### Text

Zero-downtime when restarting zitadel pods is not possible as of now
Zitadel Helm chart version: 8.1.0
Zitadel image version: v2.55.0
Kubernetes: v1.29.5
DB: PostgreSQL 15.6
Ingress: nginx v1.10.1
PROBLEM: When the zitadel's pod is being restarted or stopped - kubernetes sends SIGTERM signal to stop the main container, and after that - zitadel immediately "gracefully" exits. This happens almost instantly, therefore the endpoints controller is updating the endpoints at the same time and ingress controller (before detecting the change in enpoints) could for some small amount of time still send the traffic to non-existing controller. (as the container immediately exited without any delay). And as a side effect - you will see a few "bad gateway" errors while trying to reach the zitadel endpoints at that time. So no complete ZERO-downtime is possible
HOW TO REPRODUCE: start k6 performance tests (VUs >15) and at the same time restart whole zitadel deployment (it will be done one by one pod) - you will see a few "bad gateway" errors due to the process described above.
POSSIBLE SOLUTION: Zitadel theoretically should get SIGTERM signal, and after the signal was received - to delay a bit its exiting, before the endpoints are updated. The delay could be configurable for e.g.
What do you think of that issue?
16 Replies
Hm that is an intersting topic.
In what scenario do you see this happen?
To my understanding if you deploy an new version an new replica set gets created where traffic is shifted toward before the old one is terminated.
What strategy are you unsing here?
We do use the rolling update strategy, and it is set on the zitadel deployment:
strategy:
rollingUpdate:
maxSurge: 25%
maxUnavailable: 25%
And the issue does still happen in this case. I was suspecting the immediate exiting of the zitadel pod as the main reason. The corresponding "endpoint" resource modification (removal of exiting container IP) and the container shutdown happen at the same time by separate control loops, therefore this misalignment can sometimes happen.
Most of our other applications does wait a bit after SIGTERM is sent, doing some cleaning work, and thefore the IP in the endpoints resource is guaranteed to be removed BEFORE the actual container exiting, this is what i mean.
The scenarios when it happen is :
1. update of the zitadel pod to newer version
2. just the restart of the deployment (without update).
3. just scaling down the replicas on the zitadel deployment
Ok, this helps me understand, how long would we need to wait on sigterm?
CC @Elio have you seen something like this already?
I would say, ideally, the zitadel should get SIGTERM, wait until all current executed http connections are completed, and only then shutdown, if that really helps solve the issue.

######
### Provided material

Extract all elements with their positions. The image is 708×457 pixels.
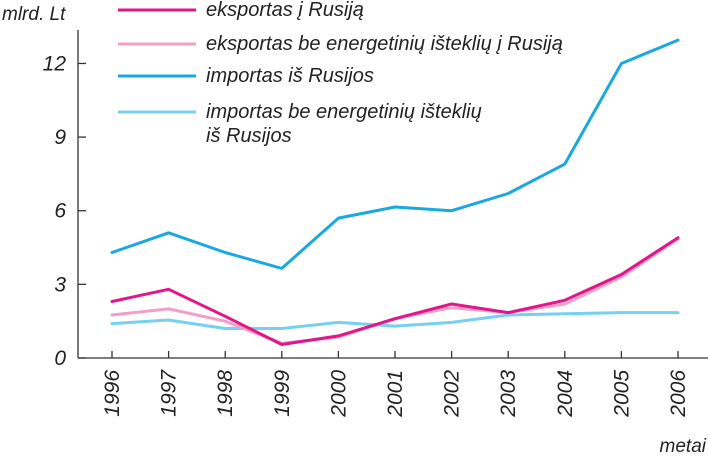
y-tick-label: 3 [54, 273, 66, 296]
y-tick-label: 9 [54, 126, 66, 149]
series-line [110, 236, 680, 346]
x-tick-label: 1997 [158, 369, 181, 417]
y-tick-label: 0 [54, 347, 66, 370]
y-tick-label: 6 [54, 200, 66, 223]
x-tick-label: 2001 [384, 370, 407, 418]
series-line [110, 38, 680, 270]
x-tick-label: 1998 [214, 370, 237, 417]
x-tick-label: 1996 [101, 370, 124, 417]
y-tick-label: 12 [43, 52, 67, 75]
axes: 0 3 6 9 12 mlrd. Lt 1996 1997 1998 1999 2000 2001 20… [2, 4, 708, 457]
x-tick-label: 2005 [610, 370, 633, 418]
series-line [110, 311, 680, 330]
series-line [110, 237, 680, 345]
legend-label: importas iš Rusijos [206, 65, 374, 87]
legend-label: eksportas be energetinių išteklių į Rusi… [206, 33, 563, 55]
x-tick-label: 2004 [554, 370, 577, 418]
x-tick-label: 2006 [667, 370, 690, 418]
series-lines [110, 38, 680, 346]
legend: eksportas į Rusiją eksportas be energetin… [118, 0, 563, 147]
legend-label: importas be energetinių išteklių [206, 101, 482, 123]
x-axis-title: metai [660, 436, 707, 457]
x-tick-label: 2003 [497, 370, 520, 418]
x-tick-label: 2002 [441, 370, 464, 418]
y-axis-title: mlrd. Lt [2, 4, 66, 25]
legend-label: iš Rusijos [206, 125, 292, 147]
x-tick-label: 1999 [271, 370, 294, 417]
legend-label: eksportas į Rusiją [206, 0, 364, 21]
x-tick-label: 2000 [327, 370, 350, 418]
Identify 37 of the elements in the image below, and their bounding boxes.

######

## Objectives
**a)** In the thread on Zitadel pod restarts, what update strategy is set on the zitadel deployment?
**b)** From the thread on Zitadel pod restarts, write out word for word everything from "What do you" down to "one is terminated.".
**c)** Resume the thread on Zitadel pod restarts from the point at which it stops.

## Task-by-task results
**a)** The rolling update strategy, with maxSurge and maxUnavailable both set to 25%.

**b)**
What do you think of that issue?
16 Replies
Hm that is an intersting topic.
In what scenario do you see this happen?
To my understanding if you deploy an new version an new replica set gets created where traffic is shifted toward before the old one is terminated.

**c)**
In addition to that - we could also make the delay excplicitly configurable (instead of waiting until all connections are completed, just wait the exact amount of seconds) as the ENV variable 🤔
But i would still - try to reproduce the issue on your end (execute the performance tests while restarting or scaling the zitadel deployment), if it is also an issue for you - try my suggested options and see if it resolves it 🤔 As i am only guessing there.
Hehe we will surely look into a reproduction.
I asked because I have not seen problem around this with our customers, so something must be different that you see that behavior
We wouldn't see/catch this issue also if we didn't run performance tests (with VUs >15) and try to update the application at the same time (while checking the performance test logs at that particular time) 🙂 So maybe that is the reason, not sure 🤔 Not sure how rare/common are the disaster recovery scenarios tests these days 😅
Would you mind testing if a workaround with a preStop hook?
https://stackoverflow.com/questions/40545581/do-kubernetes-pods-still-receive-requests-after-receiving-sigterm
If that resolves your case, we could add a configurable wait time for the sigterm trap in Zitadel
Stack Overflow
Do Kubernetes pods still receive requests after receiving SIGTERM?
I want to implement graceful shutdown in a Kubernetes Pod. I know I need to listen for SIGTERM, which indicates the start of the shutdown procedure. But what exactly do I do when I receive it?
At ...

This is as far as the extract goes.